TASK: Pull out every line in the data that has the string "Береговая" in it.
* Start MATERIALS PROVIDED *
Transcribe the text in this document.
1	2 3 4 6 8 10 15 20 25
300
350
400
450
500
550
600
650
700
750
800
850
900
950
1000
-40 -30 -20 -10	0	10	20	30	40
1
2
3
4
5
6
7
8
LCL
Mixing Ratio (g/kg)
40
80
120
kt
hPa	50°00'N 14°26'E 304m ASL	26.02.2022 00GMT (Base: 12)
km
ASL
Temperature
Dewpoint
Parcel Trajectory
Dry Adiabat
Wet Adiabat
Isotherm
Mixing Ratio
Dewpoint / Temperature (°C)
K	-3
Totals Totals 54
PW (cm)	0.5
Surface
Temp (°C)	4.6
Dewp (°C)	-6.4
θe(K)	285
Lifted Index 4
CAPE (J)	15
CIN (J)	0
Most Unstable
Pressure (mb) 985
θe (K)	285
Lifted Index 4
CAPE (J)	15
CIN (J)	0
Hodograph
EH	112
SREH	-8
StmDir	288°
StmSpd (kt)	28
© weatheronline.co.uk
* End MATERIALS PROVIDED *
* Start MATERIALS PROVIDED *
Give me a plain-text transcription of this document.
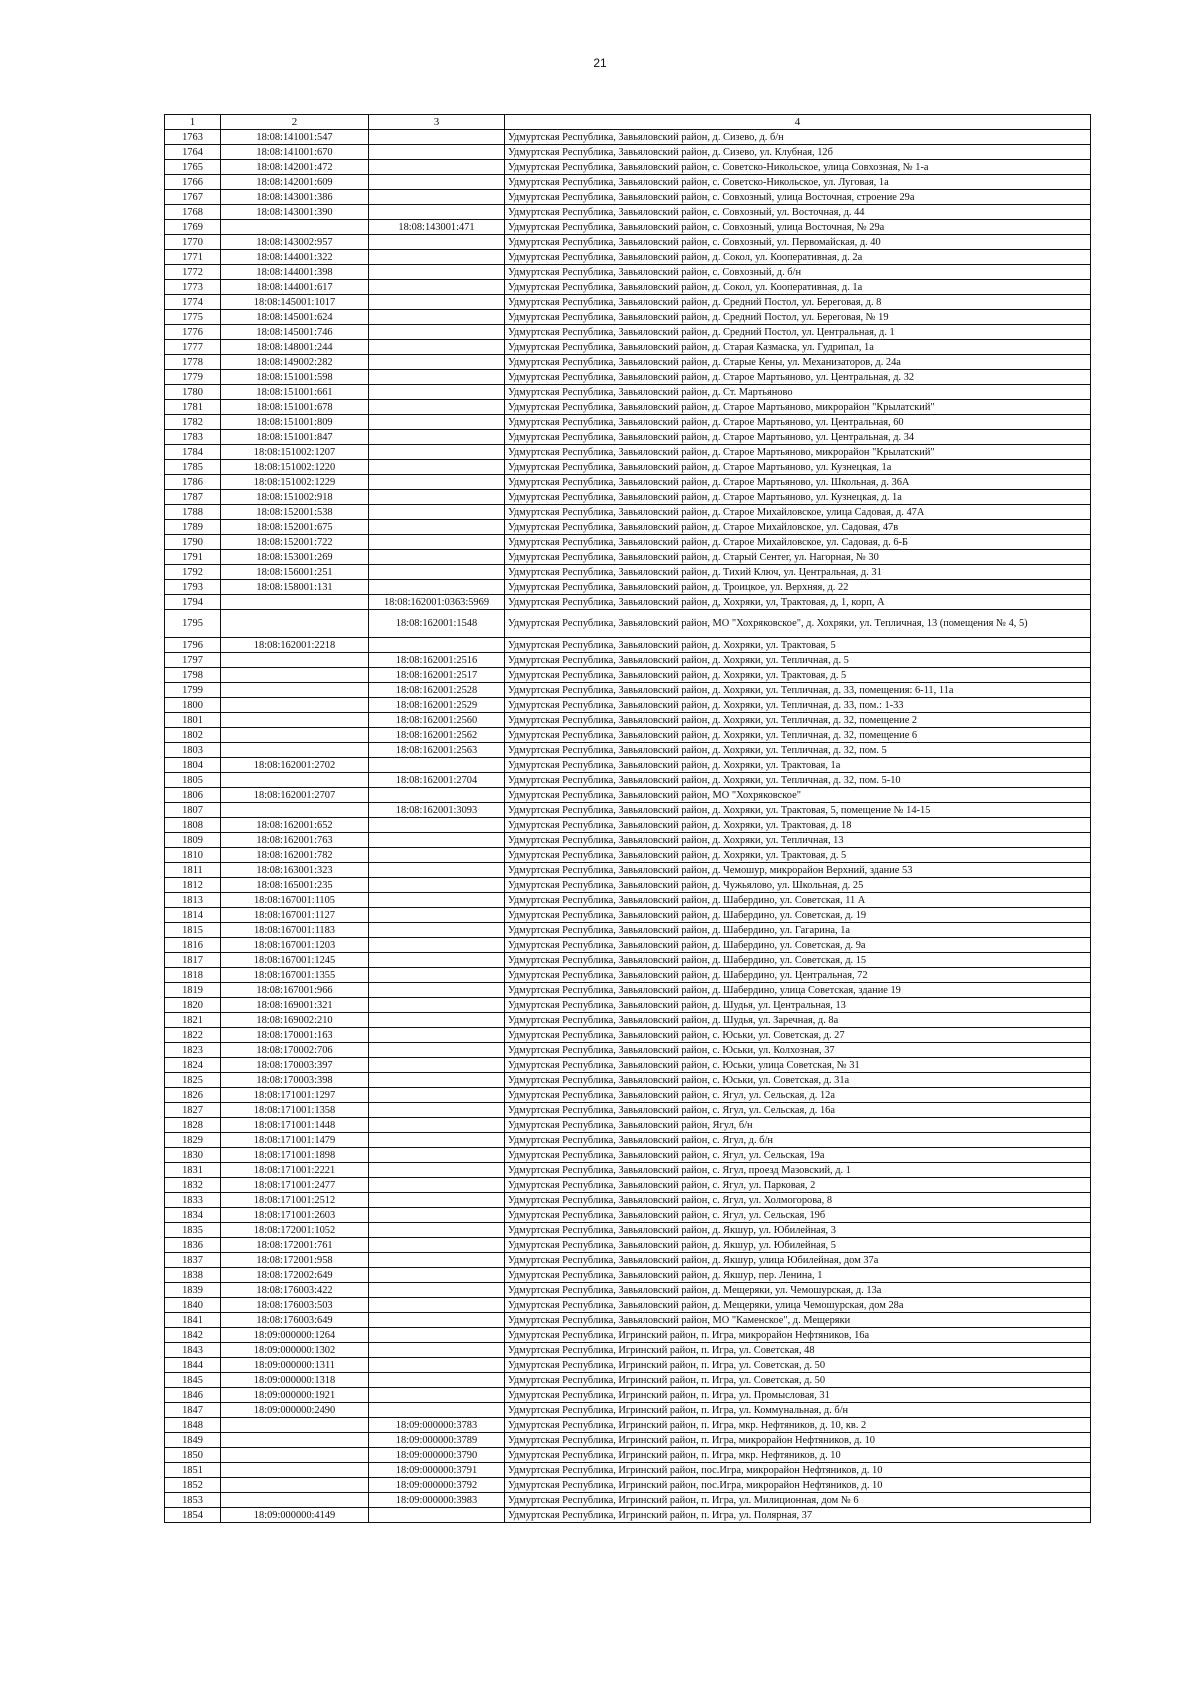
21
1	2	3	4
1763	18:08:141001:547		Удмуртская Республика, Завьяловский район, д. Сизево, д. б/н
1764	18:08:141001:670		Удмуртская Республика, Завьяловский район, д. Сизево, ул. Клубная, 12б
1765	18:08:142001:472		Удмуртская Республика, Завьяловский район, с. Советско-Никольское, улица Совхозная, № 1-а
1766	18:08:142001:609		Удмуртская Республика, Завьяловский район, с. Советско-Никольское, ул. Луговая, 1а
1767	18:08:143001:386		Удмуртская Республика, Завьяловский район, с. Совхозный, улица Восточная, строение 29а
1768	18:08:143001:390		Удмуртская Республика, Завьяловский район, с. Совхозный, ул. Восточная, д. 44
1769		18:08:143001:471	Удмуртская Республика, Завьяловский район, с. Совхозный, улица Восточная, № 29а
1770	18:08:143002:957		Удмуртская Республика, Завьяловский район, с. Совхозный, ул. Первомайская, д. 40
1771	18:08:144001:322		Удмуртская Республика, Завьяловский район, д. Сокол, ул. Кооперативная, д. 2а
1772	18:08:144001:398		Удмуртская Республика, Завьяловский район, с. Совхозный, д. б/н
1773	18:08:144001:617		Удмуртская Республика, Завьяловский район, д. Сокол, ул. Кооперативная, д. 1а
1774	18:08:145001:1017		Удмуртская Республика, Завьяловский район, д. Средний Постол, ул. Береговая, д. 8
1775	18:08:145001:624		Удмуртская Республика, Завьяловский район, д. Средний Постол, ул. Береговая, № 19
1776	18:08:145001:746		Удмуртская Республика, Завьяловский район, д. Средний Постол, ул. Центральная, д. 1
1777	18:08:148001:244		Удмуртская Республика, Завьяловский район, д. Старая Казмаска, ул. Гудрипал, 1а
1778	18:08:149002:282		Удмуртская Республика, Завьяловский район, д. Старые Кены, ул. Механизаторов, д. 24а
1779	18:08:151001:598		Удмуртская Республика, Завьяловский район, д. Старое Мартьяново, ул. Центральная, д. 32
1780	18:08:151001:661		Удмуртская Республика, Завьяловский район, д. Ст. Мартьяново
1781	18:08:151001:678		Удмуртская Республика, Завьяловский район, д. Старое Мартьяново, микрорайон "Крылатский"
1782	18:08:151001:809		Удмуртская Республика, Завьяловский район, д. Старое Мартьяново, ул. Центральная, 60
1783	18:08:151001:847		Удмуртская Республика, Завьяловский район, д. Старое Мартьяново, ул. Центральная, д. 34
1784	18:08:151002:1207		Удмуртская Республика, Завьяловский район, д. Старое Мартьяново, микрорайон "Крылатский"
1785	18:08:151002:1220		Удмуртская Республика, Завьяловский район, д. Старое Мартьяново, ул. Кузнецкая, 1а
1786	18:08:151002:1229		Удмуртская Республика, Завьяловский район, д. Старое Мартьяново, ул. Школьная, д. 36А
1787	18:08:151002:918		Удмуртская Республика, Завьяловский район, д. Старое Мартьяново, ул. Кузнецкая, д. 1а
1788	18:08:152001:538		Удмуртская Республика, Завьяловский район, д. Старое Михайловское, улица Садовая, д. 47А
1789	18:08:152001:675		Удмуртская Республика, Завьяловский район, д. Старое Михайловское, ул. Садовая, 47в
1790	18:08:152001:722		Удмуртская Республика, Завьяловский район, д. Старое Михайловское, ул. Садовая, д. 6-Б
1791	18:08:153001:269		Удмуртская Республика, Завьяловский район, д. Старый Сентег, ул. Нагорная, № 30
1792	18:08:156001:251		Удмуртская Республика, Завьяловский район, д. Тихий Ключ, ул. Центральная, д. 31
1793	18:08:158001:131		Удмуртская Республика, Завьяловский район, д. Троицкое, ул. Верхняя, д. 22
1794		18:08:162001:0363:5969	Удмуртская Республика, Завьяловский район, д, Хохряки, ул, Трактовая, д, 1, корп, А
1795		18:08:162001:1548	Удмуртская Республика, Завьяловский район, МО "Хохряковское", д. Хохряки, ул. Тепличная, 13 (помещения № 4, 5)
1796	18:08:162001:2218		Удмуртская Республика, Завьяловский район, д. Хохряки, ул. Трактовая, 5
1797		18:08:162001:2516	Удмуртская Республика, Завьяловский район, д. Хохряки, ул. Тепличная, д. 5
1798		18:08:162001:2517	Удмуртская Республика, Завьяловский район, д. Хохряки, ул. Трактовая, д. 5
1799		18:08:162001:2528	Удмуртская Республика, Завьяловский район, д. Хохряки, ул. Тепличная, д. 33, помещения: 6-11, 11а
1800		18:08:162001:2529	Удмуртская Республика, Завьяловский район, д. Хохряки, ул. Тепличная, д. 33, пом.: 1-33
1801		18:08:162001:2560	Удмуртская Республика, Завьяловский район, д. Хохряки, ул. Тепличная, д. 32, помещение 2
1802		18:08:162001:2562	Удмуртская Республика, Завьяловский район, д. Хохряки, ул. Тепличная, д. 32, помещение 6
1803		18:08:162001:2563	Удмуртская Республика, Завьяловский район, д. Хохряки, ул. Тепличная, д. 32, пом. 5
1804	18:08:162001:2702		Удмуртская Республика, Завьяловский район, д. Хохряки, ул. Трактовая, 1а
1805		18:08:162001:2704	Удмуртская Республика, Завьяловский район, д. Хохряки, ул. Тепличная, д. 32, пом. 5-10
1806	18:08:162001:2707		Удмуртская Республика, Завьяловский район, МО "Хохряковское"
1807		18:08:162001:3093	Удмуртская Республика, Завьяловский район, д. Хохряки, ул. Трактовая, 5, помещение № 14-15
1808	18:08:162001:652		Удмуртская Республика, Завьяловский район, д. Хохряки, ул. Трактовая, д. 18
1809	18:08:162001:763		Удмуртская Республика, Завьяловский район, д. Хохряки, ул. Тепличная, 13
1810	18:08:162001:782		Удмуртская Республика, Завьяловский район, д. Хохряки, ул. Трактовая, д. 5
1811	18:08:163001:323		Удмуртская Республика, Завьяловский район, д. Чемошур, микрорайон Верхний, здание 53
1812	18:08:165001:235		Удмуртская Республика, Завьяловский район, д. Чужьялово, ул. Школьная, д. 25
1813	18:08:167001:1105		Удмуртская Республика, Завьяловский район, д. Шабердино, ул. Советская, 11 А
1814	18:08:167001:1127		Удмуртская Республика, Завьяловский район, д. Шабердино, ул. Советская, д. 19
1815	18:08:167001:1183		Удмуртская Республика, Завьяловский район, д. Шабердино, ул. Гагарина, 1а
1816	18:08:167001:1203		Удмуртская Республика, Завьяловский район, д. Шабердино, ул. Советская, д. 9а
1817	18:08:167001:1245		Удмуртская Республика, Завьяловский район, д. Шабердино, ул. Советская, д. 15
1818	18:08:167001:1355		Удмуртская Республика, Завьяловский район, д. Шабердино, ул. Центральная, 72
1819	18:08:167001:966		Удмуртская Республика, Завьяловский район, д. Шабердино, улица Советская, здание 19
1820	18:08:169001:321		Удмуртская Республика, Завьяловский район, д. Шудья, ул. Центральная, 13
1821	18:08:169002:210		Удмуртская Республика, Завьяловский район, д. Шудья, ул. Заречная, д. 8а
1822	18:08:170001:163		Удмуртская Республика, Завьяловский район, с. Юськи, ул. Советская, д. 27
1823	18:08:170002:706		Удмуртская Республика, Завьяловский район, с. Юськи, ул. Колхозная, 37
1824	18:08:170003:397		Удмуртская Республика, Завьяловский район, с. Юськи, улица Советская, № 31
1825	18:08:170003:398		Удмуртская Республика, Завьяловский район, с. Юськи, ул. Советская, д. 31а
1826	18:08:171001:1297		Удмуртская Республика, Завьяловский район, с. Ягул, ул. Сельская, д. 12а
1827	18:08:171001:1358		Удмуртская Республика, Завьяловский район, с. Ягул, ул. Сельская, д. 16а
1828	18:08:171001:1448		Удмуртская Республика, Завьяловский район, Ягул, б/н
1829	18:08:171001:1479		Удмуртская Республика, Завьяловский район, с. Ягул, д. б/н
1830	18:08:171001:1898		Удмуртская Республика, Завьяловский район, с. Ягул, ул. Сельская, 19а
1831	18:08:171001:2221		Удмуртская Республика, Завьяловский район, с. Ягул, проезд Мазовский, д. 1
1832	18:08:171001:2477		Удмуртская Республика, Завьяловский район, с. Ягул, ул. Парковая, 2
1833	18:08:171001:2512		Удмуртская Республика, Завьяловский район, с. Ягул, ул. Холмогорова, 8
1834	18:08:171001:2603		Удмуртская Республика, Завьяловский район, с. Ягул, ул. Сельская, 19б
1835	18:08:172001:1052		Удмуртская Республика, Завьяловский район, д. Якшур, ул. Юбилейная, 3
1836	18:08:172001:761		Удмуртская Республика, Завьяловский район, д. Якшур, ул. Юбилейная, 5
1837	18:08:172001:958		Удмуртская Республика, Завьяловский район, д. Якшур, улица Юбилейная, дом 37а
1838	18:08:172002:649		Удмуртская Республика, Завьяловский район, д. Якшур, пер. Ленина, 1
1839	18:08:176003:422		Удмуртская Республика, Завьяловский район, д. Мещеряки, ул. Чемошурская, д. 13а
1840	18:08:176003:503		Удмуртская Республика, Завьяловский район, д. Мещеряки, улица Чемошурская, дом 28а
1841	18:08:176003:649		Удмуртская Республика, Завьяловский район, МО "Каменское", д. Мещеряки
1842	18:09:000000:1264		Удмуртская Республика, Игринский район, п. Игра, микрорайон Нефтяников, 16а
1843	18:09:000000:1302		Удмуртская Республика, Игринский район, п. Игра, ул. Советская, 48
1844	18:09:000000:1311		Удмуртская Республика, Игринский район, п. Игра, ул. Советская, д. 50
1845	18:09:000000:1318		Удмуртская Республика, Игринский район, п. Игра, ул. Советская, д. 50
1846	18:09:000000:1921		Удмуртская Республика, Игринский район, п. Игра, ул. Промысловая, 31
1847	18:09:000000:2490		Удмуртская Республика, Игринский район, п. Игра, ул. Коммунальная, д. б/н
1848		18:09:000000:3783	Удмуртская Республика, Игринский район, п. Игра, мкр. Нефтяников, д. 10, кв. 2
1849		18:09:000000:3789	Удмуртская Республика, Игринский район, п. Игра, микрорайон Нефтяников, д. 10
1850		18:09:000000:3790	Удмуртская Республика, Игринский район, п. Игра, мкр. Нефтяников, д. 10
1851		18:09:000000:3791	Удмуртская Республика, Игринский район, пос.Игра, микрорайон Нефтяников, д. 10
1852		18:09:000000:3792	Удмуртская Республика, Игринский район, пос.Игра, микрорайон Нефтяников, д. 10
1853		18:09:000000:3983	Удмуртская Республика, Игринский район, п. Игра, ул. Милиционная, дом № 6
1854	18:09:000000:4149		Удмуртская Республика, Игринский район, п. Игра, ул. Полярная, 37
* End MATERIALS PROVIDED *
ANSWER TO THIS EXERCISE:
1774	18:08:145001:1017		Удмуртская Республика, Завьяловский район, д. Средний Постол, ул. Береговая, д. 8
1775	18:08:145001:624		Удмуртская Республика, Завьяловский район, д. Средний Постол, ул. Береговая, № 19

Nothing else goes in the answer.